_Records for processing_:
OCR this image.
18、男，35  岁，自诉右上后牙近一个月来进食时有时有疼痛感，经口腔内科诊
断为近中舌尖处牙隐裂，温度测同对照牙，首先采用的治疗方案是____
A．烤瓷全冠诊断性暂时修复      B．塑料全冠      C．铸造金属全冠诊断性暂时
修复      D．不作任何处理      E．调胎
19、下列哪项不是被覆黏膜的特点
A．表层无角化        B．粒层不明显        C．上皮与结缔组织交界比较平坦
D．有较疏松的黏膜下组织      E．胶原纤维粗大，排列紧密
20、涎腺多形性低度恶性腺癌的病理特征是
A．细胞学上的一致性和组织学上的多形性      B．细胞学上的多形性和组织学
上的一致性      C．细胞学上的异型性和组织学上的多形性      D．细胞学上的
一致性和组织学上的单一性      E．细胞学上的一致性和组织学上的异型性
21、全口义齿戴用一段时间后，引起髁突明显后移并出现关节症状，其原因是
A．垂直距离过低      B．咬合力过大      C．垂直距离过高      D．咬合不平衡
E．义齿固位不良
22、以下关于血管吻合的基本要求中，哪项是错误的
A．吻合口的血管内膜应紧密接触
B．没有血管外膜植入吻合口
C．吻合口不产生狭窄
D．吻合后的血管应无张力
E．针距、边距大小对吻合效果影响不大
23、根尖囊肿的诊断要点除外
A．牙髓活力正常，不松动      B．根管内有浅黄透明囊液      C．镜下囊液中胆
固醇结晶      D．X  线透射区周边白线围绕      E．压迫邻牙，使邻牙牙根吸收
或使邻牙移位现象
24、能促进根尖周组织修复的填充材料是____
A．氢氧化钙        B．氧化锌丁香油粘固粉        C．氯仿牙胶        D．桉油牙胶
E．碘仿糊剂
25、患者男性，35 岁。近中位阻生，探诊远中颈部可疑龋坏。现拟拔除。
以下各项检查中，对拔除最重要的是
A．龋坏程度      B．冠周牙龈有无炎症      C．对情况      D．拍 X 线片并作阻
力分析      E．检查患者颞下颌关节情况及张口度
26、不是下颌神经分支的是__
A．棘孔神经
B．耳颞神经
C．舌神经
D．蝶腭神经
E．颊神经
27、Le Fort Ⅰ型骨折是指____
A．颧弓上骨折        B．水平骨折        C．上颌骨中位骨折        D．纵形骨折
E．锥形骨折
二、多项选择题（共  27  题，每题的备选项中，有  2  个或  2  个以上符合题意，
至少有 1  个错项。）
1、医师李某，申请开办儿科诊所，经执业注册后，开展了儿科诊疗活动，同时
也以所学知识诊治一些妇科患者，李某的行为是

_Task to carry out_:
Your task is to give the records above again, exactly.

_Finished answer_:
OCR this image.
18、男，35  岁，自诉右上后牙近一个月来进食时有时有疼痛感，经口腔内科诊
断为近中舌尖处牙隐裂，温度测同对照牙，首先采用的治疗方案是____
A．烤瓷全冠诊断性暂时修复      B．塑料全冠      C．铸造金属全冠诊断性暂时
修复      D．不作任何处理      E．调胎
19、下列哪项不是被覆黏膜的特点
A．表层无角化        B．粒层不明显        C．上皮与结缔组织交界比较平坦
D．有较疏松的黏膜下组织      E．胶原纤维粗大，排列紧密
20、涎腺多形性低度恶性腺癌的病理特征是
A．细胞学上的一致性和组织学上的多形性      B．细胞学上的多形性和组织学
上的一致性      C．细胞学上的异型性和组织学上的多形性      D．细胞学上的
一致性和组织学上的单一性      E．细胞学上的一致性和组织学上的异型性
21、全口义齿戴用一段时间后，引起髁突明显后移并出现关节症状，其原因是
A．垂直距离过低      B．咬合力过大      C．垂直距离过高      D．咬合不平衡
E．义齿固位不良
22、以下关于血管吻合的基本要求中，哪项是错误的
A．吻合口的血管内膜应紧密接触
B．没有血管外膜植入吻合口
C．吻合口不产生狭窄
D．吻合后的血管应无张力
E．针距、边距大小对吻合效果影响不大
23、根尖囊肿的诊断要点除外
A．牙髓活力正常，不松动      B．根管内有浅黄透明囊液      C．镜下囊液中胆
固醇结晶      D．X  线透射区周边白线围绕      E．压迫邻牙，使邻牙牙根吸收
或使邻牙移位现象
24、能促进根尖周组织修复的填充材料是____
A．氢氧化钙        B．氧化锌丁香油粘固粉        C．氯仿牙胶        D．桉油牙胶
E．碘仿糊剂
25、患者男性，35 岁。近中位阻生，探诊远中颈部可疑龋坏。现拟拔除。
以下各项检查中，对拔除最重要的是
A．龋坏程度      B．冠周牙龈有无炎症      C．对情况      D．拍 X 线片并作阻
力分析      E．检查患者颞下颌关节情况及张口度
26、不是下颌神经分支的是__
A．棘孔神经
B．耳颞神经
C．舌神经
D．蝶腭神经
E．颊神经
27、Le Fort Ⅰ型骨折是指____
A．颧弓上骨折        B．水平骨折        C．上颌骨中位骨折        D．纵形骨折
E．锥形骨折
二、多项选择题（共  27  题，每题的备选项中，有  2  个或  2  个以上符合题意，
至少有 1  个错项。）
1、医师李某，申请开办儿科诊所，经执业注册后，开展了儿科诊疗活动，同时
也以所学知识诊治一些妇科患者，李某的行为是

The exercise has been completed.